### Supplied data ###

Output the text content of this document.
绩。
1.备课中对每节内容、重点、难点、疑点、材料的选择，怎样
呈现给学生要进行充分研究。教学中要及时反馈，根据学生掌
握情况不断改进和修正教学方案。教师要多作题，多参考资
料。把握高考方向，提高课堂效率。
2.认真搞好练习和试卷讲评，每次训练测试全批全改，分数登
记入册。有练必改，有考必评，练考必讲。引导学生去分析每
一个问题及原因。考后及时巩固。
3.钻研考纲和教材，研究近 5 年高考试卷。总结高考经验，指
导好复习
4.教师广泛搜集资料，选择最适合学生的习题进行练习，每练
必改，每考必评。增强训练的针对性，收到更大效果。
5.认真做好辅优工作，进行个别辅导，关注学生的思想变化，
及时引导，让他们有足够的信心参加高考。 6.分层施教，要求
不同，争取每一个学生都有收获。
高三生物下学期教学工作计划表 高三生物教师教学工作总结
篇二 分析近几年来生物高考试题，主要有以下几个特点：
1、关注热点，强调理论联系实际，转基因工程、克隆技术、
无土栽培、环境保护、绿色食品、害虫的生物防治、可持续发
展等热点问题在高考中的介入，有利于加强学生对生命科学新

###

### Problem description
Give the listing above again, word for word.

### Exercise result
Output the text content of this document.
绩。
1.备课中对每节内容、重点、难点、疑点、材料的选择，怎样
呈现给学生要进行充分研究。教学中要及时反馈，根据学生掌
握情况不断改进和修正教学方案。教师要多作题，多参考资
料。把握高考方向，提高课堂效率。
2.认真搞好练习和试卷讲评，每次训练测试全批全改，分数登
记入册。有练必改，有考必评，练考必讲。引导学生去分析每
一个问题及原因。考后及时巩固。
3.钻研考纲和教材，研究近 5 年高考试卷。总结高考经验，指
导好复习
4.教师广泛搜集资料，选择最适合学生的习题进行练习，每练
必改，每考必评。增强训练的针对性，收到更大效果。
5.认真做好辅优工作，进行个别辅导，关注学生的思想变化，
及时引导，让他们有足够的信心参加高考。 6.分层施教，要求
不同，争取每一个学生都有收获。
高三生物下学期教学工作计划表 高三生物教师教学工作总结
篇二 分析近几年来生物高考试题，主要有以下几个特点：
1、关注热点，强调理论联系实际，转基因工程、克隆技术、
无土栽培、环境保护、绿色食品、害虫的生物防治、可持续发
展等热点问题在高考中的介入，有利于加强学生对生命科学新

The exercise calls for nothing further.